→ PROBLEM TO WORK ON
Would you write out the listing verbatim and skip every picture in it?
** begin PROVIDED INFORMATION **
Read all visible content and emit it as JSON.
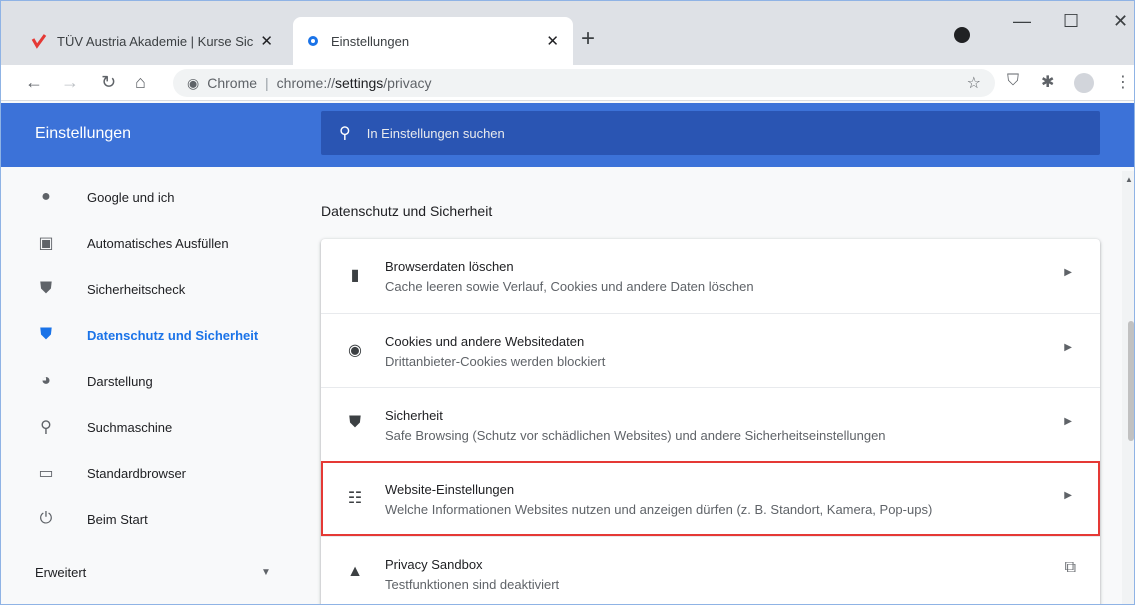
{
  "browser": {
    "tabs": [
      {
        "label": "TÜV Austria Akademie | Kurse Sic",
        "icon": "tuv-logo-icon",
        "close": "✕"
      },
      {
        "label": "Einstellungen",
        "icon": "gear-icon",
        "close": "✕"
      }
    ],
    "new_tab": "+",
    "window_controls": {
      "minimize": "—",
      "maximize": "☐",
      "close": "✕"
    },
    "address": {
      "chip": "Chrome",
      "separator": "|",
      "url_prefix": "chrome://",
      "url_main": "settings",
      "url_suffix": "/privacy"
    }
  },
  "header": {
    "title": "Einstellungen",
    "search_placeholder": "In Einstellungen suchen"
  },
  "sidebar": {
    "items": [
      {
        "label": "Google und ich",
        "icon": "person-icon",
        "active": false
      },
      {
        "label": "Automatisches Ausfüllen",
        "icon": "clipboard-icon",
        "active": false
      },
      {
        "label": "Sicherheitscheck",
        "icon": "shield-check-icon",
        "active": false
      },
      {
        "label": "Datenschutz und Sicherheit",
        "icon": "shield-icon",
        "active": true
      },
      {
        "label": "Darstellung",
        "icon": "palette-icon",
        "active": false
      },
      {
        "label": "Suchmaschine",
        "icon": "search-icon",
        "active": false
      },
      {
        "label": "Standardbrowser",
        "icon": "browser-icon",
        "active": false
      },
      {
        "label": "Beim Start",
        "icon": "power-icon",
        "active": false
      }
    ],
    "advanced": "Erweitert"
  },
  "main": {
    "section_title": "Datenschutz und Sicherheit",
    "rows": [
      {
        "title": "Browserdaten löschen",
        "subtitle": "Cache leeren sowie Verlauf, Cookies und andere Daten löschen",
        "icon": "trash-icon"
      },
      {
        "title": "Cookies und andere Websitedaten",
        "subtitle": "Drittanbieter-Cookies werden blockiert",
        "icon": "cookie-icon"
      },
      {
        "title": "Sicherheit",
        "subtitle": "Safe Browsing (Schutz vor schädlichen Websites) und andere Sicherheitseinstellungen",
        "icon": "shield-icon"
      },
      {
        "title": "Website-Einstellungen",
        "subtitle": "Welche Informationen Websites nutzen und anzeigen dürfen (z. B. Standort, Kamera, Pop-ups)",
        "icon": "tune-icon"
      },
      {
        "title": "Privacy Sandbox",
        "subtitle": "Testfunktionen sind deaktiviert",
        "icon": "flask-icon"
      }
    ]
  },
  "colors": {
    "header_blue": "#3c72d8",
    "active_blue": "#1a73e8",
    "highlight_red": "#e53935"
  }
}
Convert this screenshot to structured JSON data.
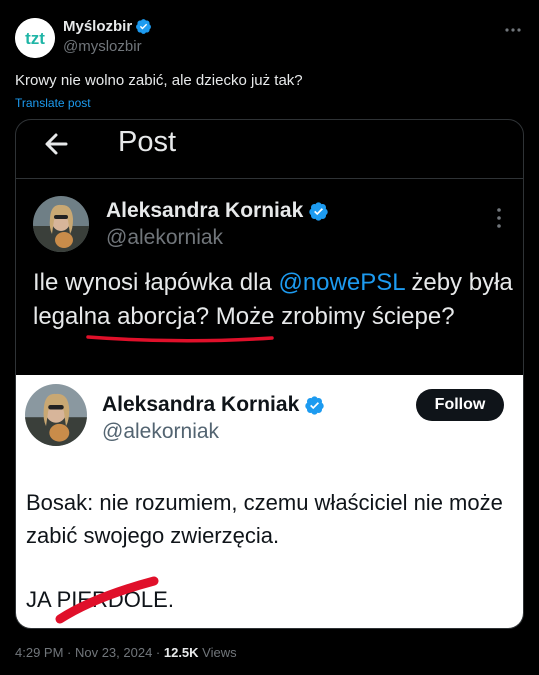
{
  "author": {
    "display_name": "Myślozbir",
    "handle": "@myslozbir",
    "avatar_text": "tzt"
  },
  "tweet": {
    "text": "Krowy nie wolno zabić, ale dziecko już tak?",
    "translate_label": "Translate post"
  },
  "screenshot": {
    "nav_title": "Post",
    "quoted_post": {
      "display_name": "Aleksandra Korniak",
      "handle": "@alekorniak",
      "text_part1": "Ile wynosi łapówka dla ",
      "mention": "@nowePSL",
      "text_part2": " żeby była legalna aborcja? Może zrobimy ściepe?"
    },
    "inner_post": {
      "display_name": "Aleksandra Korniak",
      "handle": "@alekorniak",
      "follow_label": "Follow",
      "text": "Bosak: nie rozumiem, czemu właściciel nie może zabić swojego zwierzęcia.",
      "last_line": "JA PIERDOLE."
    }
  },
  "meta": {
    "timestamp": "4:29 PM · Nov 23, 2024 · ",
    "views_count": "12.5K",
    "views_label": " Views"
  },
  "colors": {
    "accent": "#1d9bf0",
    "verified": "#1d9bf0",
    "red_mark": "#e0102a"
  }
}
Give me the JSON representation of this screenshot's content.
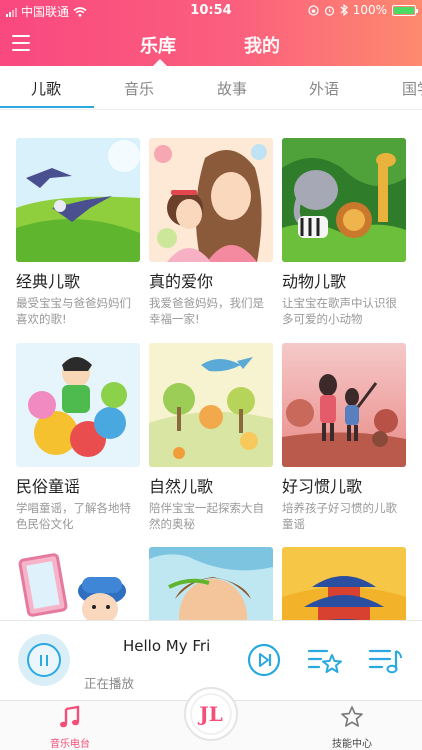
{
  "status_bar": {
    "carrier": "中国联通",
    "time": "10:54",
    "battery": "100%",
    "icons": [
      "signal-icon",
      "wifi-icon",
      "rotation-lock-icon",
      "alarm-icon",
      "bluetooth-icon",
      "battery-icon"
    ]
  },
  "nav": {
    "menu_icon": "menu-icon",
    "tabs": [
      {
        "label": "乐库",
        "active": true
      },
      {
        "label": "我的",
        "active": false
      }
    ]
  },
  "categories": {
    "tabs": [
      {
        "label": "儿歌",
        "active": true
      },
      {
        "label": "音乐",
        "active": false
      },
      {
        "label": "故事",
        "active": false
      },
      {
        "label": "外语",
        "active": false
      },
      {
        "label": "国学",
        "active": false
      }
    ]
  },
  "cards": [
    {
      "title": "经典儿歌",
      "desc": "最受宝宝与爸爸妈妈们喜欢的歌!"
    },
    {
      "title": "真的爱你",
      "desc": "我爱爸爸妈妈，我们是幸福一家!"
    },
    {
      "title": "动物儿歌",
      "desc": "让宝宝在歌声中认识很多可爱的小动物"
    },
    {
      "title": "民俗童谣",
      "desc": "学唱童谣，了解各地特色民俗文化"
    },
    {
      "title": "自然儿歌",
      "desc": "陪伴宝宝一起探索大自然的奥秘"
    },
    {
      "title": "好习惯儿歌",
      "desc": "培养孩子好习惯的儿歌童谣"
    },
    {
      "title": "",
      "desc": ""
    },
    {
      "title": "",
      "desc": ""
    },
    {
      "title": "",
      "desc": ""
    }
  ],
  "player": {
    "song_title": "Hello My Fri",
    "status": "正在播放",
    "icons": [
      "pause-icon",
      "next-track-icon",
      "favorite-list-icon",
      "playlist-icon"
    ]
  },
  "tabbar": {
    "items": [
      {
        "label": "音乐电台",
        "icon": "music-note-icon",
        "active": true
      },
      {
        "label": "",
        "icon": "logo-jl-icon",
        "active": false
      },
      {
        "label": "技能中心",
        "icon": "star-icon",
        "active": false
      }
    ],
    "center_text": "JL"
  },
  "colors": {
    "header_gradient_start": "#f9487f",
    "header_gradient_end": "#fd8a6e",
    "accent_blue": "#2aa9e0",
    "accent_pink": "#f44e79"
  }
}
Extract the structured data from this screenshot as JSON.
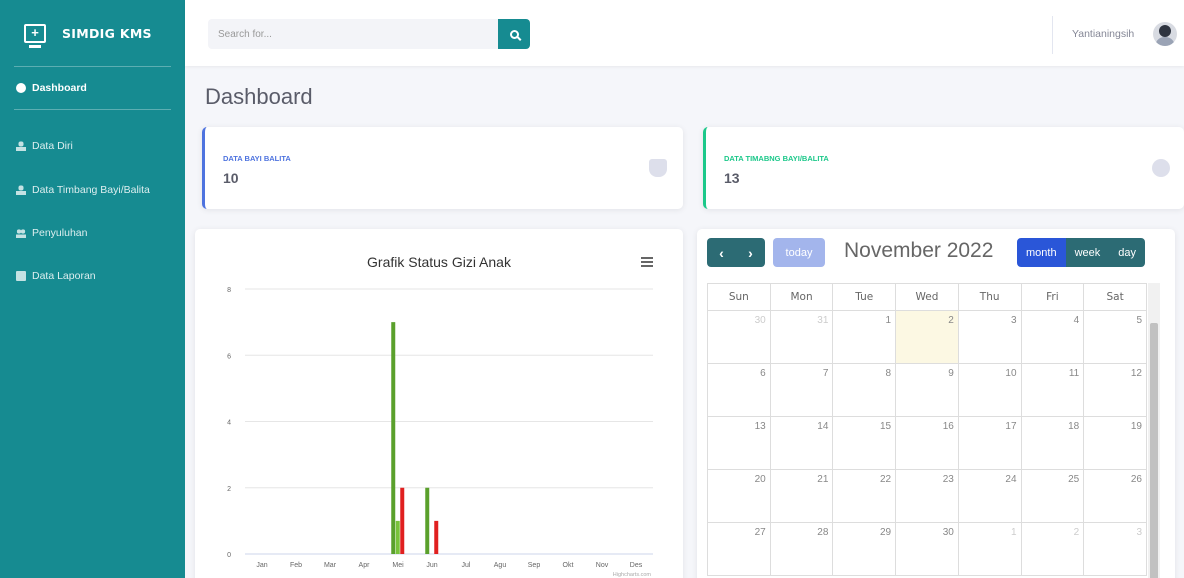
** end PROVIDED INFORMATION **
→ TASK OUTPUT
Read all visible content and emit it as JSON.
{
  "browser": {
    "tabs": [
      {
        "label": "TÜV Austria Akademie | Kurse Sic",
        "icon": "tuv-logo-icon",
        "close": "✕"
      },
      {
        "label": "Einstellungen",
        "icon": "gear-icon",
        "close": "✕"
      }
    ],
    "new_tab": "+",
    "window_controls": {
      "minimize": "—",
      "maximize": "☐",
      "close": "✕"
    },
    "address": {
      "chip": "Chrome",
      "separator": "|",
      "url_prefix": "chrome://",
      "url_main": "settings",
      "url_suffix": "/privacy"
    }
  },
  "header": {
    "title": "Einstellungen",
    "search_placeholder": "In Einstellungen suchen"
  },
  "sidebar": {
    "items": [
      {
        "label": "Google und ich",
        "icon": "person-icon",
        "active": false
      },
      {
        "label": "Automatisches Ausfüllen",
        "icon": "clipboard-icon",
        "active": false
      },
      {
        "label": "Sicherheitscheck",
        "icon": "shield-check-icon",
        "active": false
      },
      {
        "label": "Datenschutz und Sicherheit",
        "icon": "shield-icon",
        "active": true
      },
      {
        "label": "Darstellung",
        "icon": "palette-icon",
        "active": false
      },
      {
        "label": "Suchmaschine",
        "icon": "search-icon",
        "active": false
      },
      {
        "label": "Standardbrowser",
        "icon": "browser-icon",
        "active": false
      },
      {
        "label": "Beim Start",
        "icon": "power-icon",
        "active": false
      }
    ],
    "advanced": "Erweitert"
  },
  "main": {
    "section_title": "Datenschutz und Sicherheit",
    "rows": [
      {
        "title": "Browserdaten löschen",
        "subtitle": "Cache leeren sowie Verlauf, Cookies und andere Daten löschen",
        "icon": "trash-icon"
      },
      {
        "title": "Cookies und andere Websitedaten",
        "subtitle": "Drittanbieter-Cookies werden blockiert",
        "icon": "cookie-icon"
      },
      {
        "title": "Sicherheit",
        "subtitle": "Safe Browsing (Schutz vor schädlichen Websites) und andere Sicherheitseinstellungen",
        "icon": "shield-icon"
      },
      {
        "title": "Website-Einstellungen",
        "subtitle": "Welche Informationen Websites nutzen und anzeigen dürfen (z. B. Standort, Kamera, Pop-ups)",
        "icon": "tune-icon"
      },
      {
        "title": "Privacy Sandbox",
        "subtitle": "Testfunktionen sind deaktiviert",
        "icon": "flask-icon"
      }
    ]
  },
  "colors": {
    "header_blue": "#3c72d8",
    "active_blue": "#1a73e8",
    "highlight_red": "#e53935"
  }
}
Convert this screenshot to structured JSON data.
{
  "author": {
    "display_name": "Myślozbir",
    "handle": "@myslozbir",
    "avatar_text": "tzt"
  },
  "tweet": {
    "text": "Krowy nie wolno zabić, ale dziecko już tak?",
    "translate_label": "Translate post"
  },
  "screenshot": {
    "nav_title": "Post",
    "quoted_post": {
      "display_name": "Aleksandra Korniak",
      "handle": "@alekorniak",
      "text_part1": "Ile wynosi łapówka dla ",
      "mention": "@nowePSL",
      "text_part2": " żeby była legalna aborcja? Może zrobimy ściepe?"
    },
    "inner_post": {
      "display_name": "Aleksandra Korniak",
      "handle": "@alekorniak",
      "follow_label": "Follow",
      "text": "Bosak: nie rozumiem, czemu właściciel nie może zabić swojego zwierzęcia.",
      "last_line": "JA PIERDOLE."
    }
  },
  "meta": {
    "timestamp": "4:29 PM · Nov 23, 2024 · ",
    "views_count": "12.5K",
    "views_label": " Views"
  },
  "colors": {
    "accent": "#1d9bf0",
    "verified": "#1d9bf0",
    "red_mark": "#e0102a"
  }
}
Give me the JSON representation of this screenshot's content.
{
  "status_bar": {
    "carrier": "中国联通",
    "time": "10:54",
    "battery": "100%",
    "icons": [
      "signal-icon",
      "wifi-icon",
      "rotation-lock-icon",
      "alarm-icon",
      "bluetooth-icon",
      "battery-icon"
    ]
  },
  "nav": {
    "menu_icon": "menu-icon",
    "tabs": [
      {
        "label": "乐库",
        "active": true
      },
      {
        "label": "我的",
        "active": false
      }
    ]
  },
  "categories": {
    "tabs": [
      {
        "label": "儿歌",
        "active": true
      },
      {
        "label": "音乐",
        "active": false
      },
      {
        "label": "故事",
        "active": false
      },
      {
        "label": "外语",
        "active": false
      },
      {
        "label": "国学",
        "active": false
      }
    ]
  },
  "cards": [
    {
      "title": "经典儿歌",
      "desc": "最受宝宝与爸爸妈妈们喜欢的歌!"
    },
    {
      "title": "真的爱你",
      "desc": "我爱爸爸妈妈，我们是幸福一家!"
    },
    {
      "title": "动物儿歌",
      "desc": "让宝宝在歌声中认识很多可爱的小动物"
    },
    {
      "title": "民俗童谣",
      "desc": "学唱童谣，了解各地特色民俗文化"
    },
    {
      "title": "自然儿歌",
      "desc": "陪伴宝宝一起探索大自然的奥秘"
    },
    {
      "title": "好习惯儿歌",
      "desc": "培养孩子好习惯的儿歌童谣"
    },
    {
      "title": "",
      "desc": ""
    },
    {
      "title": "",
      "desc": ""
    },
    {
      "title": "",
      "desc": ""
    }
  ],
  "player": {
    "song_title": "Hello My Fri",
    "status": "正在播放",
    "icons": [
      "pause-icon",
      "next-track-icon",
      "favorite-list-icon",
      "playlist-icon"
    ]
  },
  "tabbar": {
    "items": [
      {
        "label": "音乐电台",
        "icon": "music-note-icon",
        "active": true
      },
      {
        "label": "",
        "icon": "logo-jl-icon",
        "active": false
      },
      {
        "label": "技能中心",
        "icon": "star-icon",
        "active": false
      }
    ],
    "center_text": "JL"
  },
  "colors": {
    "header_gradient_start": "#f9487f",
    "header_gradient_end": "#fd8a6e",
    "accent_blue": "#2aa9e0",
    "accent_pink": "#f44e79"
  }
}
Extract the structured data from this screenshot as JSON.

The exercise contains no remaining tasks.